Eva Anadón Moreno, a
activista espanhola expulsa de Moçambique.
Na mesma semana em que somos
confrontados com a notícia de que uma operadora ferroviária alemã decidiu criar
carruagens exclusivas para mulheres nalguns comboios, recebemos a notícia da
extradição por parte das autoridades moçambicanas de uma cidadã espanhola, na
sequência de uma acção de rua contra um decreto governamental que proibe o uso
de saias curtas por parte das estudantes em Moçambique. Que conexão existe
entre estas duas notícias? Em ambas, a justificação: “para as proteger”!
A velha narrativa do sexo forte
e do sexo fraco vem logo ao de cima. A ideia de que os fracos (neste caso é
mesmo as mulheres e as meninas) se devem proteger dos perigos. E logo nos
lembramos de burkas, de véus, de corpos totalmente ocultados e pensamos que
isso é lá longe, em países distantes e culturas atrasadas. Na Índia, no México,
no Japão ou no Brasil como forma de prevenir as mulheres de agressões sexuais
são frequentes carruagens exclusivas para mulheres. Isso é lá, aqui na Europa
nem pensar!
Insidiosamente, vai-se instalando
o medo e os resquícios securitários vão ganhando contornos cada vez mais
explícitos. Ao invés de se investir em políticas de igualdade, de educação para
a promoção de direitos desde criança, responde-se com políticas absurdas ao
arrepio da história: penalização das vítimas em vez de empoderá-las; maior
liberdade para os predadores continuarem a agir, em vez de criminalizá-los.

## CONJUNTO DE DADOS
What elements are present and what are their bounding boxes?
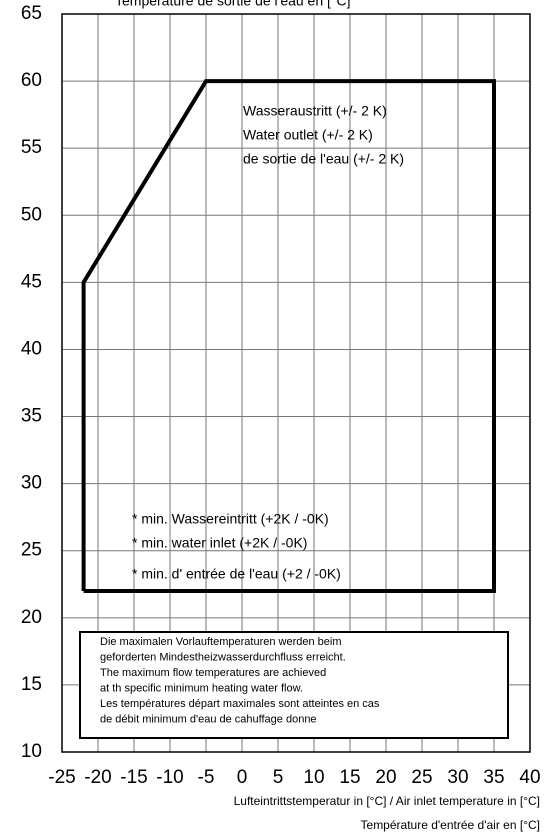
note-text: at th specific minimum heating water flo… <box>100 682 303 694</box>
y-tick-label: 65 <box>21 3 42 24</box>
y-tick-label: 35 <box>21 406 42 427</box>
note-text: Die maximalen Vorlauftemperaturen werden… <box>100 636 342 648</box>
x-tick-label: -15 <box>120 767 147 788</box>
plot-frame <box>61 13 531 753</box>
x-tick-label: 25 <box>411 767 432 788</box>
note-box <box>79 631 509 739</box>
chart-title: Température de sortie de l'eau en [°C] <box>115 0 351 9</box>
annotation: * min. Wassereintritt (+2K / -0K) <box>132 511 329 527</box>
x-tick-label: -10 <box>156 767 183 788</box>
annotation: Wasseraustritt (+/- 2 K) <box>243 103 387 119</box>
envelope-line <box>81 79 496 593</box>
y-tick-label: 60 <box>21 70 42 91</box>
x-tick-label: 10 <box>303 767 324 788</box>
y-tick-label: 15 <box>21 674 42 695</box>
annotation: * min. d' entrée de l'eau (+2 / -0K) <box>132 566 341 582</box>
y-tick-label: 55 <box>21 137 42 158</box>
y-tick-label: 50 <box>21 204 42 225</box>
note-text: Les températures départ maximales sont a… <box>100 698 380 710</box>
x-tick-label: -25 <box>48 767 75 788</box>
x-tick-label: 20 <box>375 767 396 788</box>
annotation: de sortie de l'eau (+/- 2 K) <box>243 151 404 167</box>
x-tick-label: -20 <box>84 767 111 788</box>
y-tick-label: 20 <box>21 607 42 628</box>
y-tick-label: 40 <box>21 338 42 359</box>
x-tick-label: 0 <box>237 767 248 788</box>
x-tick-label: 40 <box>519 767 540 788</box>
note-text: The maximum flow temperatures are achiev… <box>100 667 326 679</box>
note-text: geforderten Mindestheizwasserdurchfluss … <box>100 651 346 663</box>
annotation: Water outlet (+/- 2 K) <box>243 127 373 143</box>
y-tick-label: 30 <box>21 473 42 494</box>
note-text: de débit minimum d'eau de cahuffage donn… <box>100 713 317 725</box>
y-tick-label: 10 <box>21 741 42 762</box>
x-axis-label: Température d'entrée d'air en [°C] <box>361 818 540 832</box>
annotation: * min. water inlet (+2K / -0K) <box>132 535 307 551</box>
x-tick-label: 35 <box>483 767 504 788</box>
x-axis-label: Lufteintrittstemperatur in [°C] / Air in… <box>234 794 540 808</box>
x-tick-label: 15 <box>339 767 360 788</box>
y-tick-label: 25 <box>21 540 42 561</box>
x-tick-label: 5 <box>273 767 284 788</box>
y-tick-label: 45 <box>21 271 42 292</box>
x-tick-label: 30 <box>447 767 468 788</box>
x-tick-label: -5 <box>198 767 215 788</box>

==

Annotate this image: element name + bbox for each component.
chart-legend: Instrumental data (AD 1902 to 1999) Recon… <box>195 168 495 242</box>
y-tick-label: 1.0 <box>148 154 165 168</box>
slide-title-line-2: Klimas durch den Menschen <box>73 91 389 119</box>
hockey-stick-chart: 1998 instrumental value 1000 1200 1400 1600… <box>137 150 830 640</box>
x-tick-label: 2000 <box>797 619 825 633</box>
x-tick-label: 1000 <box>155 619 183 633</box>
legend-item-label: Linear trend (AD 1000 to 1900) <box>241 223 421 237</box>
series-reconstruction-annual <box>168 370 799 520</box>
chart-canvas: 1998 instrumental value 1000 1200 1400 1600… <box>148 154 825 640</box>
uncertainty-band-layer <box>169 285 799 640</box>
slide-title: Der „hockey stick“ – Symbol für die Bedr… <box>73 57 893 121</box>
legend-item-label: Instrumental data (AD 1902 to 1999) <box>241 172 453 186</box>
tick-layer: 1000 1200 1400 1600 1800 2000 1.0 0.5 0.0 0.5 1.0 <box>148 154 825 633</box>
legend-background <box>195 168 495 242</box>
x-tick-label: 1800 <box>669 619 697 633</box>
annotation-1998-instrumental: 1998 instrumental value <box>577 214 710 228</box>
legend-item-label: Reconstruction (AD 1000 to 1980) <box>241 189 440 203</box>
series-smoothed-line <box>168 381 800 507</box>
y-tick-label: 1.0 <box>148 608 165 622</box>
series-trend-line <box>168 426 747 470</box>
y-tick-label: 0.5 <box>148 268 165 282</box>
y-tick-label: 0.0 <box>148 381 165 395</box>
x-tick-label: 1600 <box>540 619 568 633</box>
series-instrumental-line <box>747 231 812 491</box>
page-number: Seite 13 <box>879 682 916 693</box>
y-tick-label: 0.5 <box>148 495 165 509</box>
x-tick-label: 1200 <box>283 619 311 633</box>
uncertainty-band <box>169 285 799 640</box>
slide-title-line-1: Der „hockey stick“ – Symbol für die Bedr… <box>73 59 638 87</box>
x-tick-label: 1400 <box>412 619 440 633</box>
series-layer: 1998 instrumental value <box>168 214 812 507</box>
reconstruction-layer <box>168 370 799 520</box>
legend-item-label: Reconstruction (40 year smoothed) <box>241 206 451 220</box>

## PROBLEMA A RESOLVER
Segundo o texto apresentado, o que têm em comum a notícia das carruagens só para mulheres nalguns comboios alemães e a notícia da extradição da cidadã espanhola de Moçambique?

## SOLUÇÃO DO EXERCÍCIO
Nas duas notícias, a justificação dada é a mesma: "para as proteger". Na Alemanha, isto levou a carruagens só para mulheres. Em Moçambique, levou a um decreto que proíbe as estudantes de usar saias curtas.